/>

Newsletter signup

How to Be a Good Mentee, Part 2 of 2


In the previous post, we talked about what mentoring/coaching is and why you might want one. In this post, we'll talk about your side of the relationship.


How to be a good mentee.

  • Spend some time thinking about your “wants” and “needs” in a mentor (a cheerleader, an accountability partner, someone to teach you craft, a listening ear, encouragement in querying or pitching, market info, a simple critique)
  • Discuss expectations up front
  • Be willing to hear criticism
  • Don’t be afraid to ask questions

Spend some time thinking about what you want and need. We discussed some of those areas above. Like anything in life, you probably won’t get everything you want, so you might rank your desires on a scale of “must have” and “nice to have.”

Discuss expectations upfront, including page limits and how long you’ll take to get back to each other.

Let her know your goals and if you want her to help keep you accountable.

Be willing to hear the criticism. Don’t be defensive. Be open to criticism. It’s the only way you grow.

Interact. Ask questions. Be thankful and considerate of their time. Read their stuff if that works for the both of you and give them a “reader” feedback. Be an encouragement to them. Pray for them.

How to find a mentor.

Look in writing groups. Many of them have a system for connecting mentors and mentees. Go to writer’s conferences and talk to people there. Follow blogs to see who you connect with and what advice rings true for you. All of us here at Pencildancers do mentoring and coaching. Reach out to us.

How to say good-bye when it doesn’t work

  • Consider a trial period
  • Realize sometimes people just don’t click
  • Communicate honestly but graciously
  • Thank them for their time
  • Don’t burn your bridges

Sometimes you don’t click. Sometimes they don’t get your voice. Sometimes you’re not valuing the feedback you’re getting. The critiques don’t feel right. Sometimes people just get busy and don’t have the time for this anymore. Try not to take it personally.

■ **DATA EXTRACT**

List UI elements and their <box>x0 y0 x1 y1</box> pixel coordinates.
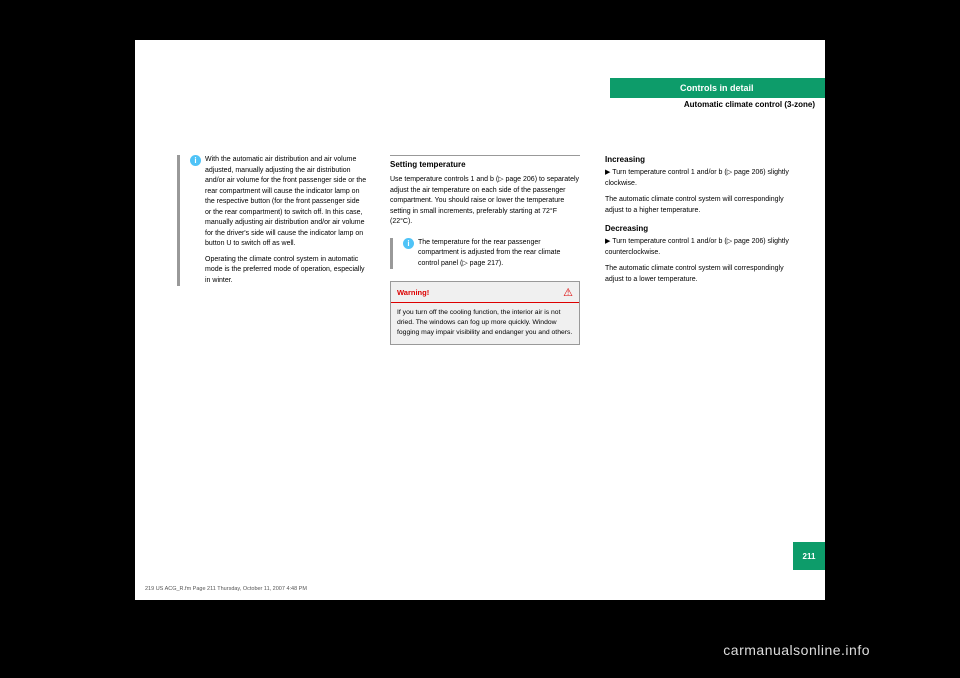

■ **PROBLEM STATEMENT**
Reproduce the passage of the post on being a good mentee from "Look in writing" to "take it personally.".

■ **FULL ANSWER**
Look in writing groups. Many of them have a system for connecting mentors and mentees. Go to writer’s conferences and talk to people there. Follow blogs to see who you connect with and what advice rings true for you. All of us here at Pencildancers do mentoring and coaching. Reach out to us.

How to say good-bye when it doesn’t work

  • Consider a trial period
  • Realize sometimes people just don’t click
  • Communicate honestly but graciously
  • Thank them for their time
  • Don’t burn your bridges

Sometimes you don’t click. Sometimes they don’t get your voice. Sometimes you’re not valuing the feedback you’re getting. The critiques don’t feel right. Sometimes people just get busy and don’t have the time for this anymore. Try not to take it personally.